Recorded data
::::

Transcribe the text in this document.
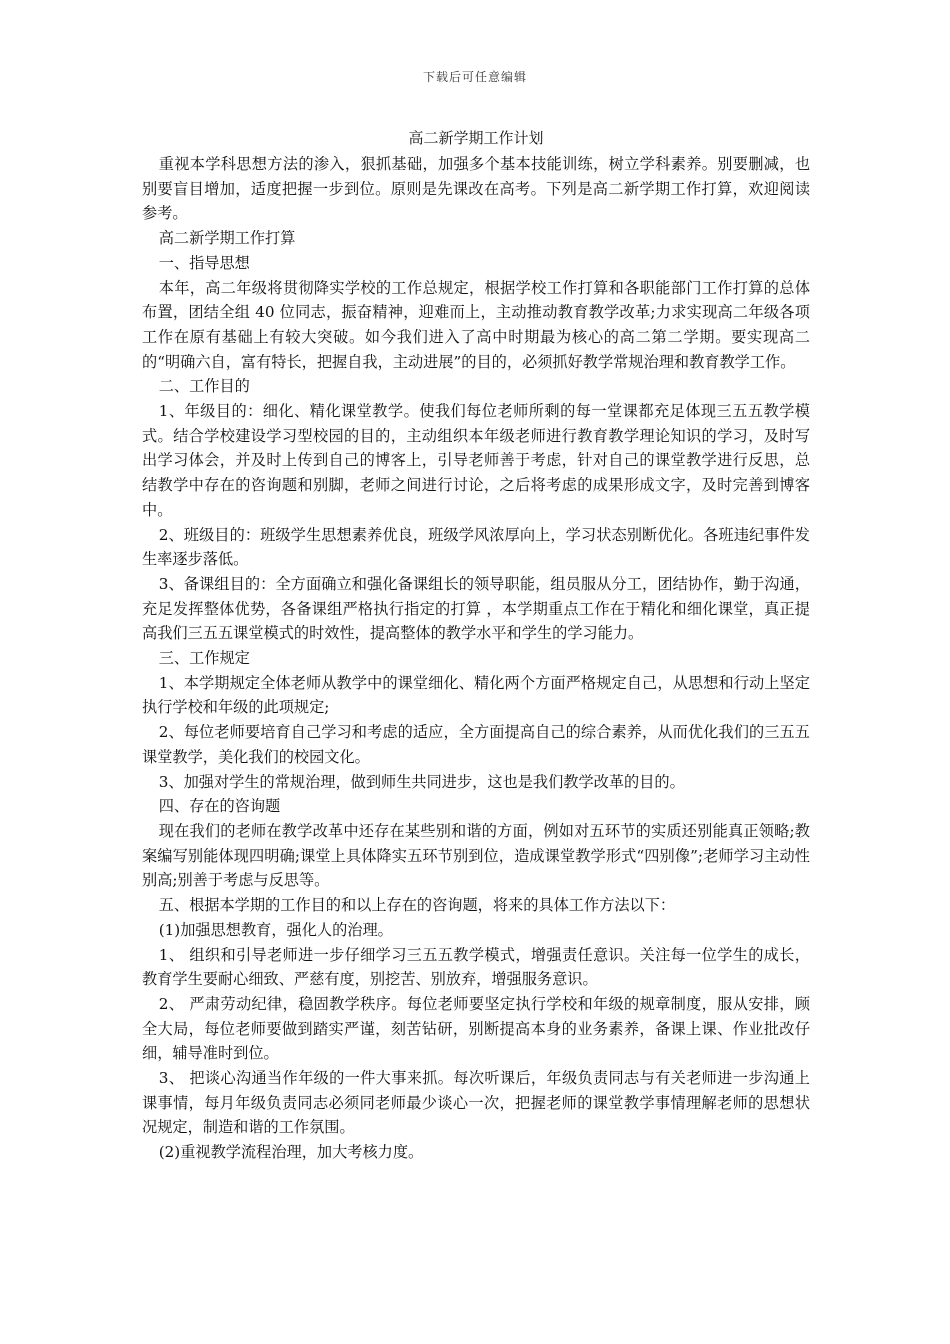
下载后可任意编辑
高二新学期工作计划
重视本学科思想方法的渗入，狠抓基础，加强多个基本技能训练，树立学科素养。别要删减，也别要盲目增加，适度把握一步到位。原则是先课改在高考。下列是高二新学期工作打算，欢迎阅读参考。
高二新学期工作打算
一、指导思想
本年，高二年级将贯彻降实学校的工作总规定，根据学校工作打算和各职能部门工作打算的总体布置，团结全组 40 位同志，振奋精神，迎难而上，主动推动教育教学改革;力求实现高二年级各项工作在原有基础上有较大突破。如今我们进入了高中时期最为核心的高二第二学期。要实现高二的“明确六自，富有特长，把握自我，主动进展”的目的，必须抓好教学常规治理和教育教学工作。
二、工作目的
1、年级目的：细化、精化课堂教学。使我们每位老师所剩的每一堂课都充足体现三五五教学模式。结合学校建设学习型校园的目的，主动组织本年级老师进行教育教学理论知识的学习，及时写出学习体会，并及时上传到自己的博客上，引导老师善于考虑，针对自己的课堂教学进行反思，总结教学中存在的咨询题和别脚，老师之间进行讨论，之后将考虑的成果形成文字，及时完善到博客中。
2、班级目的：班级学生思想素养优良，班级学风浓厚向上，学习状态别断优化。各班违纪事件发生率逐步落低。
3、备课组目的：全方面确立和强化备课组长的领导职能，组员服从分工，团结协作，勤于沟通，充足发挥整体优势，各备课组严格执行指定的打算 ，本学期重点工作在于精化和细化课堂，真正提高我们三五五课堂模式的时效性，提高整体的教学水平和学生的学习能力。
三、工作规定
1、本学期规定全体老师从教学中的课堂细化、精化两个方面严格规定自己，从思想和行动上坚定执行学校和年级的此项规定;
2、每位老师要培育自己学习和考虑的适应，全方面提高自己的综合素养，从而优化我们的三五五课堂教学，美化我们的校园文化。
3、加强对学生的常规治理，做到师生共同进步，这也是我们教学改革的目的。
四、存在的咨询题
现在我们的老师在教学改革中还存在某些别和谐的方面，例如对五环节的实质还别能真正领略;教案编写别能体现四明确;课堂上具体降实五环节别到位，造成课堂教学形式“四别像”;老师学习主动性别高;别善于考虑与反思等。
五、根据本学期的工作目的和以上存在的咨询题，将来的具体工作方法以下：
(1)加强思想教育，强化人的治理。
1、 组织和引导老师进一步仔细学习三五五教学模式，增强责任意识。关注每一位学生的成长，教育学生要耐心细致、严慈有度，别挖苦、别放弃，增强服务意识。
2、 严肃劳动纪律，稳固教学秩序。每位老师要坚定执行学校和年级的规章制度，服从安排，顾全大局，每位老师要做到踏实严谨，刻苦钻研，别断提高本身的业务素养，备课上课、作业批改仔细，辅导准时到位。
3、 把谈心沟通当作年级的一件大事来抓。每次听课后，年级负责同志与有关老师进一步沟通上课事情，每月年级负责同志必须同老师最少谈心一次，把握老师的课堂教学事情理解老师的思想状况规定，制造和谐的工作氛围。
(2)重视教学流程治理，加大考核力度。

::::

> _Given instruction_
From the data above, write out everything exactly except the pictures.

> _Problem solution_
Transcribe the text in this document.
下载后可任意编辑
高二新学期工作计划
重视本学科思想方法的渗入，狠抓基础，加强多个基本技能训练，树立学科素养。别要删减，也别要盲目增加，适度把握一步到位。原则是先课改在高考。下列是高二新学期工作打算，欢迎阅读参考。
高二新学期工作打算
一、指导思想
本年，高二年级将贯彻降实学校的工作总规定，根据学校工作打算和各职能部门工作打算的总体布置，团结全组 40 位同志，振奋精神，迎难而上，主动推动教育教学改革;力求实现高二年级各项工作在原有基础上有较大突破。如今我们进入了高中时期最为核心的高二第二学期。要实现高二的“明确六自，富有特长，把握自我，主动进展”的目的，必须抓好教学常规治理和教育教学工作。
二、工作目的
1、年级目的：细化、精化课堂教学。使我们每位老师所剩的每一堂课都充足体现三五五教学模式。结合学校建设学习型校园的目的，主动组织本年级老师进行教育教学理论知识的学习，及时写出学习体会，并及时上传到自己的博客上，引导老师善于考虑，针对自己的课堂教学进行反思，总结教学中存在的咨询题和别脚，老师之间进行讨论，之后将考虑的成果形成文字，及时完善到博客中。
2、班级目的：班级学生思想素养优良，班级学风浓厚向上，学习状态别断优化。各班违纪事件发生率逐步落低。
3、备课组目的：全方面确立和强化备课组长的领导职能，组员服从分工，团结协作，勤于沟通，充足发挥整体优势，各备课组严格执行指定的打算 ，本学期重点工作在于精化和细化课堂，真正提高我们三五五课堂模式的时效性，提高整体的教学水平和学生的学习能力。
三、工作规定
1、本学期规定全体老师从教学中的课堂细化、精化两个方面严格规定自己，从思想和行动上坚定执行学校和年级的此项规定;
2、每位老师要培育自己学习和考虑的适应，全方面提高自己的综合素养，从而优化我们的三五五课堂教学，美化我们的校园文化。
3、加强对学生的常规治理，做到师生共同进步，这也是我们教学改革的目的。
四、存在的咨询题
现在我们的老师在教学改革中还存在某些别和谐的方面，例如对五环节的实质还别能真正领略;教案编写别能体现四明确;课堂上具体降实五环节别到位，造成课堂教学形式“四别像”;老师学习主动性别高;别善于考虑与反思等。
五、根据本学期的工作目的和以上存在的咨询题，将来的具体工作方法以下：
(1)加强思想教育，强化人的治理。
1、 组织和引导老师进一步仔细学习三五五教学模式，增强责任意识。关注每一位学生的成长，教育学生要耐心细致、严慈有度，别挖苦、别放弃，增强服务意识。
2、 严肃劳动纪律，稳固教学秩序。每位老师要坚定执行学校和年级的规章制度，服从安排，顾全大局，每位老师要做到踏实严谨，刻苦钻研，别断提高本身的业务素养，备课上课、作业批改仔细，辅导准时到位。
3、 把谈心沟通当作年级的一件大事来抓。每次听课后，年级负责同志与有关老师进一步沟通上课事情，每月年级负责同志必须同老师最少谈心一次，把握老师的课堂教学事情理解老师的思想状况规定，制造和谐的工作氛围。
(2)重视教学流程治理，加大考核力度。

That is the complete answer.